◆ **EXERCISE MATERIAL**:
%%
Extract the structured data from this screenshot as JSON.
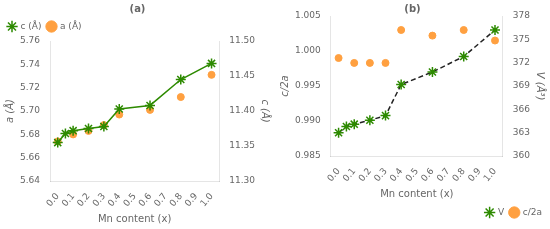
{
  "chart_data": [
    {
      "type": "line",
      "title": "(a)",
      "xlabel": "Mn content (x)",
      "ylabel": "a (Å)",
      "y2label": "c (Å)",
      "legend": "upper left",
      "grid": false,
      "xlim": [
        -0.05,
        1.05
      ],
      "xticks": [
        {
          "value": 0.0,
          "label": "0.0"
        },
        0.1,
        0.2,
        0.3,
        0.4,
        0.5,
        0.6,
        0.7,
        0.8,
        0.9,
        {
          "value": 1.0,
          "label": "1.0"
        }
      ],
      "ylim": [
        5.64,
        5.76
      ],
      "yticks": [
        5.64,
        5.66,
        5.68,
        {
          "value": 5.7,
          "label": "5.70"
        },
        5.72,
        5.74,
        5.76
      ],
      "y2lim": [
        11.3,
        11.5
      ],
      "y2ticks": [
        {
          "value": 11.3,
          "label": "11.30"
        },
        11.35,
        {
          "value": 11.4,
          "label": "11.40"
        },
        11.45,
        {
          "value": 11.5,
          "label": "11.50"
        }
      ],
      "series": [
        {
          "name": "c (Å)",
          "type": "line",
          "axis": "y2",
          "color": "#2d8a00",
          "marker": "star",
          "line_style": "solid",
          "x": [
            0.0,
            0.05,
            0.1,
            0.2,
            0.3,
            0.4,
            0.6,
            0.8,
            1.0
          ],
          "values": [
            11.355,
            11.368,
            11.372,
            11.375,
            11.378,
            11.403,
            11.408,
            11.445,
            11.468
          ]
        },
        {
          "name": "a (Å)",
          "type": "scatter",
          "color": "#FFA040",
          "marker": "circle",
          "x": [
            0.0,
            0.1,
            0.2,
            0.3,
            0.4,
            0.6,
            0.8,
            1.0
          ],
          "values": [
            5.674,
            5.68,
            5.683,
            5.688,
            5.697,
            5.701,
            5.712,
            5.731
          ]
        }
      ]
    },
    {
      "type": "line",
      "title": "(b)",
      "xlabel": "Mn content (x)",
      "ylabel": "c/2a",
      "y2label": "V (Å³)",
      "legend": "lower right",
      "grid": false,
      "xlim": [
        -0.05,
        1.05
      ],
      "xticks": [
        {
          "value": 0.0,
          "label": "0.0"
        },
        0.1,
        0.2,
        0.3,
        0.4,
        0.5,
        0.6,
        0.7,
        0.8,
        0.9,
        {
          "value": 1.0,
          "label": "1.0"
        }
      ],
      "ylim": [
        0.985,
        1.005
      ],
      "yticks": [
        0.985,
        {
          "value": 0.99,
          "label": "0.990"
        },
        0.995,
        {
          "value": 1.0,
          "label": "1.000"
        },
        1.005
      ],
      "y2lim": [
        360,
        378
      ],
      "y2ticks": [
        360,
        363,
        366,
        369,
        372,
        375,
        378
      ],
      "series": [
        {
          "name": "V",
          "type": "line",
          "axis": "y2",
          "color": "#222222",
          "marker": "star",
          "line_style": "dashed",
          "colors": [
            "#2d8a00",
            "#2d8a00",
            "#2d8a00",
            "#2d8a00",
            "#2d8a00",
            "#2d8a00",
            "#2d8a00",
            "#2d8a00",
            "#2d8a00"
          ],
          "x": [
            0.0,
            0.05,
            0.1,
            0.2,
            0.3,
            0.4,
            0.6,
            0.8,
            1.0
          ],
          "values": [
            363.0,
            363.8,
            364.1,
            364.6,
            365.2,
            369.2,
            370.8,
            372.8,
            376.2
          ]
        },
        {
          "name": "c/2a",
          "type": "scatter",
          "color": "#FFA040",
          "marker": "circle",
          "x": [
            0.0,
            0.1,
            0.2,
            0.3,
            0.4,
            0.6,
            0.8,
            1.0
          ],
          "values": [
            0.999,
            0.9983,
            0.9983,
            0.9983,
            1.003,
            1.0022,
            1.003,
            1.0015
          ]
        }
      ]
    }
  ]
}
%%
%%
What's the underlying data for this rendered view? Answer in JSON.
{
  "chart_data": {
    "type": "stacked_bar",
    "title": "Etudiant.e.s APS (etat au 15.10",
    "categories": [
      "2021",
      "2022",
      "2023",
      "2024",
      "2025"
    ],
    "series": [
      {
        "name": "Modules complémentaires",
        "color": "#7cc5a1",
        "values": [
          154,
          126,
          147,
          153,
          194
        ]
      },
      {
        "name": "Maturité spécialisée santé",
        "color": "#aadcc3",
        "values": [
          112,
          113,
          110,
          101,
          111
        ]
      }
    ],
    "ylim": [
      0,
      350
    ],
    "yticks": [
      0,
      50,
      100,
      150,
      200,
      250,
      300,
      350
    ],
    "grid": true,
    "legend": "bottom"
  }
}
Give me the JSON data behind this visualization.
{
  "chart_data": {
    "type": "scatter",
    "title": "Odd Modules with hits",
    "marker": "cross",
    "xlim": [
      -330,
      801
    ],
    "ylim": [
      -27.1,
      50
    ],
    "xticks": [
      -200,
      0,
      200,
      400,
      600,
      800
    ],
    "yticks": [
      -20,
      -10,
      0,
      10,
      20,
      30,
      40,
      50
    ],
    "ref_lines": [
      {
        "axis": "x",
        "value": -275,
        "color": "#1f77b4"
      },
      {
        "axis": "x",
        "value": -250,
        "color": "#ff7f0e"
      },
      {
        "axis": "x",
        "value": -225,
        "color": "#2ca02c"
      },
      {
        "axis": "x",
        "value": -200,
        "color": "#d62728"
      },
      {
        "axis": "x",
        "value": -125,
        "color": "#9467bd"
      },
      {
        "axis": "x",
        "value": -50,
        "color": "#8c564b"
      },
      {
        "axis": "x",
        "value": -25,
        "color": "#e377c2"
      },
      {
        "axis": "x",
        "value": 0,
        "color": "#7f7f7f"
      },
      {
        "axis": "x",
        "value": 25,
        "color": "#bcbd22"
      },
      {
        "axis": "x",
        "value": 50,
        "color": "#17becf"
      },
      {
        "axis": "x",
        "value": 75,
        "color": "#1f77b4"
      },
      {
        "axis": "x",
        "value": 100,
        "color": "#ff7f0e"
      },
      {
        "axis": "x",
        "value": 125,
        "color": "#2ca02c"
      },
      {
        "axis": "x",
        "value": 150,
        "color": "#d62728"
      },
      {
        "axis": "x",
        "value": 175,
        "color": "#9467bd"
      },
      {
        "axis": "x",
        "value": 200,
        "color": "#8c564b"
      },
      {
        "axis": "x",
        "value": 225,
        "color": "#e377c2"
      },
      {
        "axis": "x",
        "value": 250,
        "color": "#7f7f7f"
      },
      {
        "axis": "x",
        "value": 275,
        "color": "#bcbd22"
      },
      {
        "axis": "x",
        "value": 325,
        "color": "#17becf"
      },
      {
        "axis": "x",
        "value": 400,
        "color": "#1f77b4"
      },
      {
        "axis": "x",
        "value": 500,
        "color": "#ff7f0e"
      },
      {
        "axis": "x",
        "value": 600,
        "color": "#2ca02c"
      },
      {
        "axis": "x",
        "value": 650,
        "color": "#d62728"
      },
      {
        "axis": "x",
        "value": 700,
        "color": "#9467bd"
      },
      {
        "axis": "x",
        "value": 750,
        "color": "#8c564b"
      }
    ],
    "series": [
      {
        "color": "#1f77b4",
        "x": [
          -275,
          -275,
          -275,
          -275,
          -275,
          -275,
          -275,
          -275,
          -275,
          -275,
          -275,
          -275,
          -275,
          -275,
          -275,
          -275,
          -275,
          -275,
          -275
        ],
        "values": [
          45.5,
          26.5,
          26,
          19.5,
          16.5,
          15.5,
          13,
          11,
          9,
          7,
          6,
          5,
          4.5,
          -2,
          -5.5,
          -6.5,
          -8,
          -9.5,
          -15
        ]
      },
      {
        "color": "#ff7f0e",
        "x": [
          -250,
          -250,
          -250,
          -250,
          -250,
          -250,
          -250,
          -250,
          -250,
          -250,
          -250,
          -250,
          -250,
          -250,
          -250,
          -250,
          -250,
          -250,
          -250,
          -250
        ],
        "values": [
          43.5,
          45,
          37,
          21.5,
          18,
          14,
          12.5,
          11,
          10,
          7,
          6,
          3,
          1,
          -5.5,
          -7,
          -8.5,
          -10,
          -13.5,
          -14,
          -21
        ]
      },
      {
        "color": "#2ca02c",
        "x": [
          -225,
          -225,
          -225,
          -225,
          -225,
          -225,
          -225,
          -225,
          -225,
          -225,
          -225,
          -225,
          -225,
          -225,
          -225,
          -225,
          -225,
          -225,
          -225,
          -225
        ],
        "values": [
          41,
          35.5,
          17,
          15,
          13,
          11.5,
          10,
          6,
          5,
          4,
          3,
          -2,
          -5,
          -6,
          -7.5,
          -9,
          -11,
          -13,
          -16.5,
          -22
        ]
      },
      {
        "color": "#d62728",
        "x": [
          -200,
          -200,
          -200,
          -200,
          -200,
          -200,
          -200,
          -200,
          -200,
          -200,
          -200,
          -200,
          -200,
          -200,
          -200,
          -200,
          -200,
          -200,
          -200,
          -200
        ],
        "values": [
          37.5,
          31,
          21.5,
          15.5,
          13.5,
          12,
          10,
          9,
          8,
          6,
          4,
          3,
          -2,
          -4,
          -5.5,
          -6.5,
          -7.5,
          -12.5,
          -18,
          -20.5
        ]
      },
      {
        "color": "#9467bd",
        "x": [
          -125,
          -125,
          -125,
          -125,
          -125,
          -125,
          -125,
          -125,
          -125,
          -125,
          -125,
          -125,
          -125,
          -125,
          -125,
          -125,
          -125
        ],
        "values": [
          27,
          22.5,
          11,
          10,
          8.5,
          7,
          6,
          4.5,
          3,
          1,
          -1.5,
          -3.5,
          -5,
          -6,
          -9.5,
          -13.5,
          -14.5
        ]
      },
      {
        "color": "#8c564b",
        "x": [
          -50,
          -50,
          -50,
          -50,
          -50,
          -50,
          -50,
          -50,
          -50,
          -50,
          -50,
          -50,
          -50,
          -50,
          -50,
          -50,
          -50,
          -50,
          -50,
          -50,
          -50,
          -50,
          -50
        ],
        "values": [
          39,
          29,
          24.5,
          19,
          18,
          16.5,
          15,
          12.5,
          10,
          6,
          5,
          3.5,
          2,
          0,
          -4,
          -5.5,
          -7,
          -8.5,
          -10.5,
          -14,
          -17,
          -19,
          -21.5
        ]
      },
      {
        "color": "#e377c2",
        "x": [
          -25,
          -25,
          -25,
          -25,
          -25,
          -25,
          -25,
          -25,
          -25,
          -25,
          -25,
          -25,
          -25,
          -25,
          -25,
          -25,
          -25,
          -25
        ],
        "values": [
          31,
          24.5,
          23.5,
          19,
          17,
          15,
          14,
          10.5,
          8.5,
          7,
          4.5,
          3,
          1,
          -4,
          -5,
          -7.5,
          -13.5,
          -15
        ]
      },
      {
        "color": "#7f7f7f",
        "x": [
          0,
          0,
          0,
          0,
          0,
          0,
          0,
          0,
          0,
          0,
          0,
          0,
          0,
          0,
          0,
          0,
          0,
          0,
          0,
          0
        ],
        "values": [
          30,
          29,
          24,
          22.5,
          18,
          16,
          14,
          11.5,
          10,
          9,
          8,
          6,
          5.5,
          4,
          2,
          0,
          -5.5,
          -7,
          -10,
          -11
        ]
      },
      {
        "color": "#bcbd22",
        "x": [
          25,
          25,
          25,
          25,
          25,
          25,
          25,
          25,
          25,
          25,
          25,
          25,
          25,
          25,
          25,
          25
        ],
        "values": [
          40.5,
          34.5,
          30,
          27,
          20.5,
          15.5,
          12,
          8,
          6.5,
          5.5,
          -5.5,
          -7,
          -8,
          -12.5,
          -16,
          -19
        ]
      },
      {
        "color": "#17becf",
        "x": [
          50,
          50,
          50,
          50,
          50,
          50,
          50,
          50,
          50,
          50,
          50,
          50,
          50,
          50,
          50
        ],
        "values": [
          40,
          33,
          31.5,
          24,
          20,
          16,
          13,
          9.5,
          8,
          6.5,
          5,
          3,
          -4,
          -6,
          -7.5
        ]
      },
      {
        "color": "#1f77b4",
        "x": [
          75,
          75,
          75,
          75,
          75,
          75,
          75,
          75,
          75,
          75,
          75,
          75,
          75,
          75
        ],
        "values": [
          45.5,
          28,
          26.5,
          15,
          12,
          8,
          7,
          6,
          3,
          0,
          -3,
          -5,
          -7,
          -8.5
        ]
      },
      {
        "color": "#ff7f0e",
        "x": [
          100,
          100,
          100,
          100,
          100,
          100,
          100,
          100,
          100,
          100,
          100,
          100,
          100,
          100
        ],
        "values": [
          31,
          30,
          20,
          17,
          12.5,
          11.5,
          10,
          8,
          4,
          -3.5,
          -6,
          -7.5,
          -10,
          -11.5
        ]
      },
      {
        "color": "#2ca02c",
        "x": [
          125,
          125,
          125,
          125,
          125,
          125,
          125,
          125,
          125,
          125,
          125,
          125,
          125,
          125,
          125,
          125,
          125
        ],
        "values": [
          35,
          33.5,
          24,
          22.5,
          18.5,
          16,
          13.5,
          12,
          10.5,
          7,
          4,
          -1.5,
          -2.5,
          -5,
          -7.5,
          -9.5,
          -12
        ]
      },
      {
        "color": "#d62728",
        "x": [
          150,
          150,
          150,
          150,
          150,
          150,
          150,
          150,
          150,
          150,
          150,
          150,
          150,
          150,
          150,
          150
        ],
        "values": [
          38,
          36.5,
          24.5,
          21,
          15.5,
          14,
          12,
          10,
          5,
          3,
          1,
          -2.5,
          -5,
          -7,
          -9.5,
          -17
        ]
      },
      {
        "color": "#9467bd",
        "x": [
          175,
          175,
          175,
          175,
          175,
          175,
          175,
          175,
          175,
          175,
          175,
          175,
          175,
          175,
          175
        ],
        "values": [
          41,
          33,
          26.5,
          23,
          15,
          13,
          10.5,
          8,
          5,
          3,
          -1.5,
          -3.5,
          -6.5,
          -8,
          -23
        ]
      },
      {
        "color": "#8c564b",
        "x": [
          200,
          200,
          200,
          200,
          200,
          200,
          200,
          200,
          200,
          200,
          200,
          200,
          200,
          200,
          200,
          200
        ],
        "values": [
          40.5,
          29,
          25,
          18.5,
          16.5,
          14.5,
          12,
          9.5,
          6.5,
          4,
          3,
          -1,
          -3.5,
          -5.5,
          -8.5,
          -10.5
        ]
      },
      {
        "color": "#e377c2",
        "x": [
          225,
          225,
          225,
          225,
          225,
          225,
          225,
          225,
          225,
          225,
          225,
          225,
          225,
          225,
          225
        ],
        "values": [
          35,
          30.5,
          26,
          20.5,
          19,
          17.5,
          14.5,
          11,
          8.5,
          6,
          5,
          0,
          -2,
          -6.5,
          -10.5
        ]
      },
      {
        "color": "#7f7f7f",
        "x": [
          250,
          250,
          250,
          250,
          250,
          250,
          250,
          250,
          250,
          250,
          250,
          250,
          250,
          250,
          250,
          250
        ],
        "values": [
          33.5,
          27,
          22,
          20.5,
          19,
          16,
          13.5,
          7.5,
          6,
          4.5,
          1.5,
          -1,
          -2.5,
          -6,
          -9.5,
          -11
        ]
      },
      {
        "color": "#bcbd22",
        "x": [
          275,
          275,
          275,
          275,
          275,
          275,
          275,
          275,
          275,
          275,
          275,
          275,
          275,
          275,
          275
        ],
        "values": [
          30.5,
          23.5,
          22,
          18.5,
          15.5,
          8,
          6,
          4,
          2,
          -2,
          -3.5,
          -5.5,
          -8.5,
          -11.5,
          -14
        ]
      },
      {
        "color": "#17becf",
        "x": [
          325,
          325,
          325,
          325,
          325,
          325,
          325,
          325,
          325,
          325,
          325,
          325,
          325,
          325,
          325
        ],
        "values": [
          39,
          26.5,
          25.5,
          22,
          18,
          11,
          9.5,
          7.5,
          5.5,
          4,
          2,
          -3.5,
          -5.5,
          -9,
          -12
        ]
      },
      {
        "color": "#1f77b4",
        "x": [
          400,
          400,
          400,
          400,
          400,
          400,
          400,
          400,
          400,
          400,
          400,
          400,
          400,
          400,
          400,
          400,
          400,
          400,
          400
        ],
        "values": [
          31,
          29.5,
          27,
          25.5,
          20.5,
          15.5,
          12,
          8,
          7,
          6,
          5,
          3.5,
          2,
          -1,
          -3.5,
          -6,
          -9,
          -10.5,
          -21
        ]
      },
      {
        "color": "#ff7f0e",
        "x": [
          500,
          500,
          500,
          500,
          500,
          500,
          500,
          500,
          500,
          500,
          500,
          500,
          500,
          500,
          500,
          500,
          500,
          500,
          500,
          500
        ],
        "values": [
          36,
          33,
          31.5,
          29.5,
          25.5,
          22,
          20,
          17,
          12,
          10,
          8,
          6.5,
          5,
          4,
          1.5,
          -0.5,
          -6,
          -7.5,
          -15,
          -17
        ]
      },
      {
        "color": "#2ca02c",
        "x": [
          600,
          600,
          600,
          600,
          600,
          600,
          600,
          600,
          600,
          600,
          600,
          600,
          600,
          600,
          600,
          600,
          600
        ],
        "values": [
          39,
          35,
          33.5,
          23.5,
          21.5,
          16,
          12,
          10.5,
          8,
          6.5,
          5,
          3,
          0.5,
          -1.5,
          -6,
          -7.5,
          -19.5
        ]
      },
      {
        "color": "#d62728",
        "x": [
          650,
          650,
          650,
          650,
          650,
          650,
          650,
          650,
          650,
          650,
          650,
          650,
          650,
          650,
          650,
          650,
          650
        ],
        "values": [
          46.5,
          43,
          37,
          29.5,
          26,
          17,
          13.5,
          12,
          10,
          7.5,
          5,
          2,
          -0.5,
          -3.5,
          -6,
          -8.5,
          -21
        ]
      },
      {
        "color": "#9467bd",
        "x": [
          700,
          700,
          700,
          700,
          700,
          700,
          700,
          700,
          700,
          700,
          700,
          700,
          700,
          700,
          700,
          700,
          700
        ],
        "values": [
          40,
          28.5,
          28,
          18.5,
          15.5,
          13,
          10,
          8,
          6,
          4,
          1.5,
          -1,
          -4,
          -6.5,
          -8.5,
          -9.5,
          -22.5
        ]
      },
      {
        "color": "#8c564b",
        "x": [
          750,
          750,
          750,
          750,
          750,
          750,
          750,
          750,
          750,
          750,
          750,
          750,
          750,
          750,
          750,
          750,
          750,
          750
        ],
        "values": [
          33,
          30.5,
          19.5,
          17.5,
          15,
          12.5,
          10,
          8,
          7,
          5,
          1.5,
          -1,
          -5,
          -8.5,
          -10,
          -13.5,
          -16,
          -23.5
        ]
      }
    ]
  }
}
%%
%%
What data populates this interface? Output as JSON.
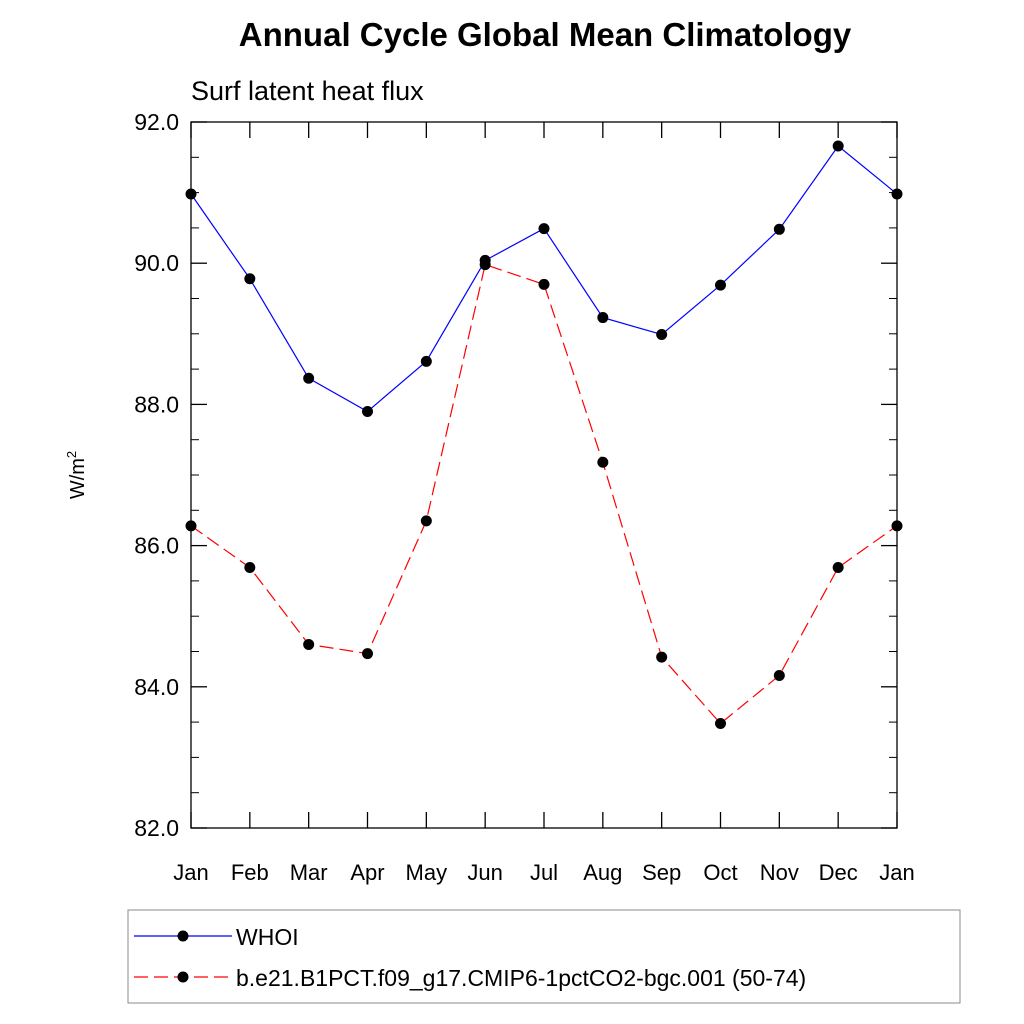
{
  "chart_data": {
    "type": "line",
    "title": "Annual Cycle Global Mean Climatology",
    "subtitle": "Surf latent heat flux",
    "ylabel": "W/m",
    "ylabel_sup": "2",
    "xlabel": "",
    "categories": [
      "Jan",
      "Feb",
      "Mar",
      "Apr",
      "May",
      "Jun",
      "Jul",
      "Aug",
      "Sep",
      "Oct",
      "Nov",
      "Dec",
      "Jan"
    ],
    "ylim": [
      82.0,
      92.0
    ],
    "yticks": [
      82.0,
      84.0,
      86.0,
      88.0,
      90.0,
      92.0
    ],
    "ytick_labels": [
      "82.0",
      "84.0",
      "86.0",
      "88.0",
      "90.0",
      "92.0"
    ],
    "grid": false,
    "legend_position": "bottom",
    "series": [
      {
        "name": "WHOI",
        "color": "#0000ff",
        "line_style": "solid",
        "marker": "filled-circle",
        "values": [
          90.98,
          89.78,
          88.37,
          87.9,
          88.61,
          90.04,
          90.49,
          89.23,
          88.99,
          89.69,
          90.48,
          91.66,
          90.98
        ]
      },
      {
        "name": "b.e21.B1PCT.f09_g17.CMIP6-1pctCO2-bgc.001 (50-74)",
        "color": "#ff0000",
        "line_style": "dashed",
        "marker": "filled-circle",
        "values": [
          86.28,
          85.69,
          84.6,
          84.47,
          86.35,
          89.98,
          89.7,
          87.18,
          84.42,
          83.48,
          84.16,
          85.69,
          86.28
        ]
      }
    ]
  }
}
%%
Give the count of lines in the listing that hold the word "grid", with no other text.

◆ **SOLVED EXERCISE**: 4